[start]
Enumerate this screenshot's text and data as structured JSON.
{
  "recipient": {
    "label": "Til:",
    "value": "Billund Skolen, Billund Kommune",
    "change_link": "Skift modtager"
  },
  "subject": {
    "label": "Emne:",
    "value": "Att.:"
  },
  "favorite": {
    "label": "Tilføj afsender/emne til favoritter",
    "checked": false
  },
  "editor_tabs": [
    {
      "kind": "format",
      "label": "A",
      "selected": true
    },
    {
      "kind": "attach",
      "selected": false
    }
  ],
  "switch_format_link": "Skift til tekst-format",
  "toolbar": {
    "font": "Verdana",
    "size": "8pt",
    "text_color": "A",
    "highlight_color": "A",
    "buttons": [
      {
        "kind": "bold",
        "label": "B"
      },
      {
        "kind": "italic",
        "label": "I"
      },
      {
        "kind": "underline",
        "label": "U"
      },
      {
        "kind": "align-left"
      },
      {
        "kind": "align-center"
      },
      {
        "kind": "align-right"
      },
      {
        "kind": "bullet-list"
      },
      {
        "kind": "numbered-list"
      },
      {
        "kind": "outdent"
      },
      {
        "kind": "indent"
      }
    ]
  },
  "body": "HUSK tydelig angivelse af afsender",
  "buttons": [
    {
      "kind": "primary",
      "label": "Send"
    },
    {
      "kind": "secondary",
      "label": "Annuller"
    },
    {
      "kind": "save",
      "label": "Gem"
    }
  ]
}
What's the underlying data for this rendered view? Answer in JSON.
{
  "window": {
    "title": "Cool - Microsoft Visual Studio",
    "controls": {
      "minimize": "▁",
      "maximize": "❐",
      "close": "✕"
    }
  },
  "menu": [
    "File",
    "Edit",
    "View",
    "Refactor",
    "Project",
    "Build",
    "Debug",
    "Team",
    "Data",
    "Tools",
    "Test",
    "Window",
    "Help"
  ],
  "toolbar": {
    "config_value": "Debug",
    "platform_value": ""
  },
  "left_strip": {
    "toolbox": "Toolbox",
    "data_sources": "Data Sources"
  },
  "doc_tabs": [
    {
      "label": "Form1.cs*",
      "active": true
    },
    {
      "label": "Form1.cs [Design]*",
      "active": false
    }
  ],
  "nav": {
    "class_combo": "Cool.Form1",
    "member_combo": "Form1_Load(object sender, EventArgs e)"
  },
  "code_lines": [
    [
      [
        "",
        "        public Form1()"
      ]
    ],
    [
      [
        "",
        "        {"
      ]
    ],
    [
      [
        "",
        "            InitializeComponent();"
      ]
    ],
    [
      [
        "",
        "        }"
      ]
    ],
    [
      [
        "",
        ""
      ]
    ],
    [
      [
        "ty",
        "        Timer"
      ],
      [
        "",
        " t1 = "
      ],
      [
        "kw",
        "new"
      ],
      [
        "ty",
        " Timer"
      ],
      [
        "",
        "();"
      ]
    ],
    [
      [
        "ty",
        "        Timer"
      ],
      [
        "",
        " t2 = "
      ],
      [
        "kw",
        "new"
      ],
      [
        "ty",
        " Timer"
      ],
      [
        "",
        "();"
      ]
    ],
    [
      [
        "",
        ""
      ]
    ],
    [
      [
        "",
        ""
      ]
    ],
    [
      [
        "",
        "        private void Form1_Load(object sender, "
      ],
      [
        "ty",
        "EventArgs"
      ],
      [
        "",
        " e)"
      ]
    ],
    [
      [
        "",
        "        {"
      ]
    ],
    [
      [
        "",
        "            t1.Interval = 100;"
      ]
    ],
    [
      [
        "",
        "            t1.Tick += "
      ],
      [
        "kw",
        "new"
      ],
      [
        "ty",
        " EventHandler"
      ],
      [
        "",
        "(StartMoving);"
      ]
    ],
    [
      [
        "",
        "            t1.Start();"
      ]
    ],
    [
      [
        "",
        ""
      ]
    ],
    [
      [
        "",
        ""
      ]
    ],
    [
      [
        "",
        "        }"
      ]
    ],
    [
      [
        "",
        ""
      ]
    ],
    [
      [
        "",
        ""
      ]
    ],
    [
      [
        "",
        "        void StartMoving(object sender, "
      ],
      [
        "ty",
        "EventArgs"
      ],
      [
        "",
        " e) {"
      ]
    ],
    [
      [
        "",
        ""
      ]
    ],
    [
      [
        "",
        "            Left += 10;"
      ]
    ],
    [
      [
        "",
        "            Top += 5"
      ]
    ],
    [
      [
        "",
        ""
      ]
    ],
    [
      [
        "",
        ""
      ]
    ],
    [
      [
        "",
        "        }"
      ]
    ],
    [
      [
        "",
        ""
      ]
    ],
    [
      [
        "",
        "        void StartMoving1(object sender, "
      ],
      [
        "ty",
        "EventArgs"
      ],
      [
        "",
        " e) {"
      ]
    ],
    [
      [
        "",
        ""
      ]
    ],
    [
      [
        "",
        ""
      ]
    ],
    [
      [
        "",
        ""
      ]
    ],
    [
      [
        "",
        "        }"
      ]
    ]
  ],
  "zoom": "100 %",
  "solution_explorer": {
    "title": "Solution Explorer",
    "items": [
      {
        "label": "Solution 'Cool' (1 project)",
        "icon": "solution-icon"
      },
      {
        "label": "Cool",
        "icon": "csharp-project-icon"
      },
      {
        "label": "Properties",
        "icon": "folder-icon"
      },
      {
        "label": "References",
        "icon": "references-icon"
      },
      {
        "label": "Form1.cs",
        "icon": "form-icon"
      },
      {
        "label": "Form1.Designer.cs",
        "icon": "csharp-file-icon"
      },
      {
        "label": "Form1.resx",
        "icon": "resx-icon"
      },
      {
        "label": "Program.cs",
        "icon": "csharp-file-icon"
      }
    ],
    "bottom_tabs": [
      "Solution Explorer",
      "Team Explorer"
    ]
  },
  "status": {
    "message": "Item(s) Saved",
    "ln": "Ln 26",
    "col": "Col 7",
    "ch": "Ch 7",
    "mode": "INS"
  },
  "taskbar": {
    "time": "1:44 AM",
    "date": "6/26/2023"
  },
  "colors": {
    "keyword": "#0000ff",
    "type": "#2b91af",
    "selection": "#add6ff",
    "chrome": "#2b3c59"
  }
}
[end]
• _GOAL OF THE EXERCISE_: Using the listing above, reproduce each line without omission.

• _SOLUTION TO THIS EXERCISE_:
Enumerate this screenshot's text and data as structured JSON.
{
  "recipient": {
    "label": "Til:",
    "value": "Billund Skolen, Billund Kommune",
    "change_link": "Skift modtager"
  },
  "subject": {
    "label": "Emne:",
    "value": "Att.:"
  },
  "favorite": {
    "label": "Tilføj afsender/emne til favoritter",
    "checked": false
  },
  "editor_tabs": [
    {
      "kind": "format",
      "label": "A",
      "selected": true
    },
    {
      "kind": "attach",
      "selected": false
    }
  ],
  "switch_format_link": "Skift til tekst-format",
  "toolbar": {
    "font": "Verdana",
    "size": "8pt",
    "text_color": "A",
    "highlight_color": "A",
    "buttons": [
      {
        "kind": "bold",
        "label": "B"
      },
      {
        "kind": "italic",
        "label": "I"
      },
      {
        "kind": "underline",
        "label": "U"
      },
      {
        "kind": "align-left"
      },
      {
        "kind": "align-center"
      },
      {
        "kind": "align-right"
      },
      {
        "kind": "bullet-list"
      },
      {
        "kind": "numbered-list"
      },
      {
        "kind": "outdent"
      },
      {
        "kind": "indent"
      }
    ]
  },
  "body": "HUSK tydelig angivelse af afsender",
  "buttons": [
    {
      "kind": "primary",
      "label": "Send"
    },
    {
      "kind": "secondary",
      "label": "Annuller"
    },
    {
      "kind": "save",
      "label": "Gem"
    }
  ]
}
What's the underlying data for this rendered view? Answer in JSON.
{
  "window": {
    "title": "Cool - Microsoft Visual Studio",
    "controls": {
      "minimize": "▁",
      "maximize": "❐",
      "close": "✕"
    }
  },
  "menu": [
    "File",
    "Edit",
    "View",
    "Refactor",
    "Project",
    "Build",
    "Debug",
    "Team",
    "Data",
    "Tools",
    "Test",
    "Window",
    "Help"
  ],
  "toolbar": {
    "config_value": "Debug",
    "platform_value": ""
  },
  "left_strip": {
    "toolbox": "Toolbox",
    "data_sources": "Data Sources"
  },
  "doc_tabs": [
    {
      "label": "Form1.cs*",
      "active": true
    },
    {
      "label": "Form1.cs [Design]*",
      "active": false
    }
  ],
  "nav": {
    "class_combo": "Cool.Form1",
    "member_combo": "Form1_Load(object sender, EventArgs e)"
  },
  "code_lines": [
    [
      [
        "",
        "        public Form1()"
      ]
    ],
    [
      [
        "",
        "        {"
      ]
    ],
    [
      [
        "",
        "            InitializeComponent();"
      ]
    ],
    [
      [
        "",
        "        }"
      ]
    ],
    [
      [
        "",
        ""
      ]
    ],
    [
      [
        "ty",
        "        Timer"
      ],
      [
        "",
        " t1 = "
      ],
      [
        "kw",
        "new"
      ],
      [
        "ty",
        " Timer"
      ],
      [
        "",
        "();"
      ]
    ],
    [
      [
        "ty",
        "        Timer"
      ],
      [
        "",
        " t2 = "
      ],
      [
        "kw",
        "new"
      ],
      [
        "ty",
        " Timer"
      ],
      [
        "",
        "();"
      ]
    ],
    [
      [
        "",
        ""
      ]
    ],
    [
      [
        "",
        ""
      ]
    ],
    [
      [
        "",
        "        private void Form1_Load(object sender, "
      ],
      [
        "ty",
        "EventArgs"
      ],
      [
        "",
        " e)"
      ]
    ],
    [
      [
        "",
        "        {"
      ]
    ],
    [
      [
        "",
        "            t1.Interval = 100;"
      ]
    ],
    [
      [
        "",
        "            t1.Tick += "
      ],
      [
        "kw",
        "new"
      ],
      [
        "ty",
        " EventHandler"
      ],
      [
        "",
        "(StartMoving);"
      ]
    ],
    [
      [
        "",
        "            t1.Start();"
      ]
    ],
    [
      [
        "",
        ""
      ]
    ],
    [
      [
        "",
        ""
      ]
    ],
    [
      [
        "",
        "        }"
      ]
    ],
    [
      [
        "",
        ""
      ]
    ],
    [
      [
        "",
        ""
      ]
    ],
    [
      [
        "",
        "        void StartMoving(object sender, "
      ],
      [
        "ty",
        "EventArgs"
      ],
      [
        "",
        " e) {"
      ]
    ],
    [
      [
        "",
        ""
      ]
    ],
    [
      [
        "",
        "            Left += 10;"
      ]
    ],
    [
      [
        "",
        "            Top += 5"
      ]
    ],
    [
      [
        "",
        ""
      ]
    ],
    [
      [
        "",
        ""
      ]
    ],
    [
      [
        "",
        "        }"
      ]
    ],
    [
      [
        "",
        ""
      ]
    ],
    [
      [
        "",
        "        void StartMoving1(object sender, "
      ],
      [
        "ty",
        "EventArgs"
      ],
      [
        "",
        " e) {"
      ]
    ],
    [
      [
        "",
        ""
      ]
    ],
    [
      [
        "",
        ""
      ]
    ],
    [
      [
        "",
        ""
      ]
    ],
    [
      [
        "",
        "        }"
      ]
    ]
  ],
  "zoom": "100 %",
  "solution_explorer": {
    "title": "Solution Explorer",
    "items": [
      {
        "label": "Solution 'Cool' (1 project)",
        "icon": "solution-icon"
      },
      {
        "label": "Cool",
        "icon": "csharp-project-icon"
      },
      {
        "label": "Properties",
        "icon": "folder-icon"
      },
      {
        "label": "References",
        "icon": "references-icon"
      },
      {
        "label": "Form1.cs",
        "icon": "form-icon"
      },
      {
        "label": "Form1.Designer.cs",
        "icon": "csharp-file-icon"
      },
      {
        "label": "Form1.resx",
        "icon": "resx-icon"
      },
      {
        "label": "Program.cs",
        "icon": "csharp-file-icon"
      }
    ],
    "bottom_tabs": [
      "Solution Explorer",
      "Team Explorer"
    ]
  },
  "status": {
    "message": "Item(s) Saved",
    "ln": "Ln 26",
    "col": "Col 7",
    "ch": "Ch 7",
    "mode": "INS"
  },
  "taskbar": {
    "time": "1:44 AM",
    "date": "6/26/2023"
  },
  "colors": {
    "keyword": "#0000ff",
    "type": "#2b91af",
    "selection": "#add6ff",
    "chrome": "#2b3c59"
  }
}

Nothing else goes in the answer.